• **Collection entries**
────────────────────

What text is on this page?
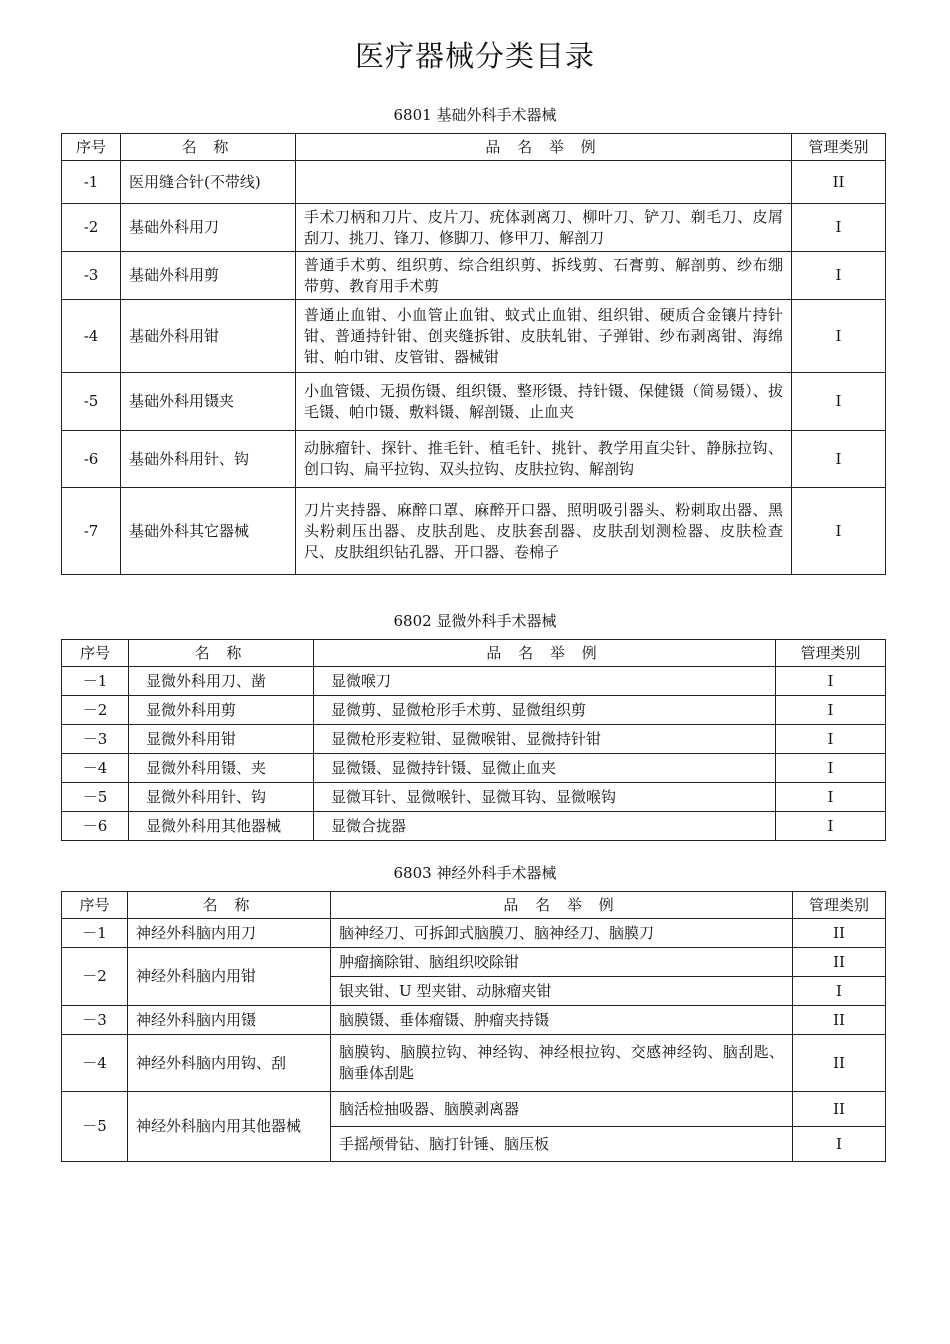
医疗器械分类目录
6801 基础外科手术器械
序号	名 称	品 名 举 例	管理类别
-1	医用缝合针(不带线)		II
-2	基础外科用刀	手术刀柄和刀片、皮片刀、疣体剥离刀、柳叶刀、铲刀、剃毛刀、皮屑刮刀、挑刀、锋刀、修脚刀、修甲刀、解剖刀	I
-3	基础外科用剪	普通手术剪、组织剪、综合组织剪、拆线剪、石膏剪、解剖剪、纱布绷带剪、教育用手术剪	I
-4	基础外科用钳	普通止血钳、小血管止血钳、蚊式止血钳、组织钳、硬质合金镶片持针钳、普通持针钳、创夹缝拆钳、皮肤轧钳、子弹钳、纱布剥离钳、海绵钳、帕巾钳、皮管钳、器械钳	I
-5	基础外科用镊夹	小血管镊、无损伤镊、组织镊、整形镊、持针镊、保健镊（简易镊）、拔毛镊、帕巾镊、敷料镊、解剖镊、止血夹	I
-6	基础外科用针、钩	动脉瘤针、探针、推毛针、植毛针、挑针、教学用直尖针、静脉拉钩、创口钩、扁平拉钩、双头拉钩、皮肤拉钩、解剖钩	I
-7	基础外科其它器械	刀片夹持器、麻醉口罩、麻醉开口器、照明吸引器头、粉刺取出器、黑头粉刺压出器、皮肤刮匙、皮肤套刮器、皮肤刮划测检器、皮肤检查尺、皮肤组织钻孔器、开口器、卷棉子	I
6802 显微外科手术器械
序号	名 称	品 名 举 例	管理类别
－1	显微外科用刀、凿	显微喉刀	I
－2	显微外科用剪	显微剪、显微枪形手术剪、显微组织剪	I
－3	显微外科用钳	显微枪形麦粒钳、显微喉钳、显微持针钳	I
－4	显微外科用镊、夹	显微镊、显微持针镊、显微止血夹	I
－5	显微外科用针、钩	显微耳针、显微喉针、显微耳钩、显微喉钩	I
－6	显微外科用其他器械	显微合拢器	I
6803 神经外科手术器械
序号	名 称	品 名 举 例	管理类别
－1	神经外科脑内用刀	脑神经刀、可拆卸式脑膜刀、脑神经刀、脑膜刀	II
－2	神经外科脑内用钳	肿瘤摘除钳、脑组织咬除钳	II
		银夹钳、U 型夹钳、动脉瘤夹钳	I
－3	神经外科脑内用镊	脑膜镊、垂体瘤镊、肿瘤夹持镊	II
－4	神经外科脑内用钩、刮	脑膜钩、脑膜拉钩、神经钩、神经根拉钩、交感神经钩、脑刮匙、脑垂体刮匙	II
－5	神经外科脑内用其他器械	脑活检抽吸器、脑膜剥离器	II
		手摇颅骨钻、脑打针锤、脑压板	I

────────────────────

• **Exercise brief**
Copy out the data above exactly, except the pictures.

• **Answer to this exercise**
What text is on this page?
医疗器械分类目录
6801 基础外科手术器械
序号	名 称	品 名 举 例	管理类别
-1	医用缝合针(不带线)		II
-2	基础外科用刀	手术刀柄和刀片、皮片刀、疣体剥离刀、柳叶刀、铲刀、剃毛刀、皮屑刮刀、挑刀、锋刀、修脚刀、修甲刀、解剖刀	I
-3	基础外科用剪	普通手术剪、组织剪、综合组织剪、拆线剪、石膏剪、解剖剪、纱布绷带剪、教育用手术剪	I
-4	基础外科用钳	普通止血钳、小血管止血钳、蚊式止血钳、组织钳、硬质合金镶片持针钳、普通持针钳、创夹缝拆钳、皮肤轧钳、子弹钳、纱布剥离钳、海绵钳、帕巾钳、皮管钳、器械钳	I
-5	基础外科用镊夹	小血管镊、无损伤镊、组织镊、整形镊、持针镊、保健镊（简易镊）、拔毛镊、帕巾镊、敷料镊、解剖镊、止血夹	I
-6	基础外科用针、钩	动脉瘤针、探针、推毛针、植毛针、挑针、教学用直尖针、静脉拉钩、创口钩、扁平拉钩、双头拉钩、皮肤拉钩、解剖钩	I
-7	基础外科其它器械	刀片夹持器、麻醉口罩、麻醉开口器、照明吸引器头、粉刺取出器、黑头粉刺压出器、皮肤刮匙、皮肤套刮器、皮肤刮划测检器、皮肤检查尺、皮肤组织钻孔器、开口器、卷棉子	I
6802 显微外科手术器械
序号	名 称	品 名 举 例	管理类别
－1	显微外科用刀、凿	显微喉刀	I
－2	显微外科用剪	显微剪、显微枪形手术剪、显微组织剪	I
－3	显微外科用钳	显微枪形麦粒钳、显微喉钳、显微持针钳	I
－4	显微外科用镊、夹	显微镊、显微持针镊、显微止血夹	I
－5	显微外科用针、钩	显微耳针、显微喉针、显微耳钩、显微喉钩	I
－6	显微外科用其他器械	显微合拢器	I
6803 神经外科手术器械
序号	名 称	品 名 举 例	管理类别
－1	神经外科脑内用刀	脑神经刀、可拆卸式脑膜刀、脑神经刀、脑膜刀	II
－2	神经外科脑内用钳	肿瘤摘除钳、脑组织咬除钳	II
		银夹钳、U 型夹钳、动脉瘤夹钳	I
－3	神经外科脑内用镊	脑膜镊、垂体瘤镊、肿瘤夹持镊	II
－4	神经外科脑内用钩、刮	脑膜钩、脑膜拉钩、神经钩、神经根拉钩、交感神经钩、脑刮匙、脑垂体刮匙	II
－5	神经外科脑内用其他器械	脑活检抽吸器、脑膜剥离器	II
		手摇颅骨钻、脑打针锤、脑压板	I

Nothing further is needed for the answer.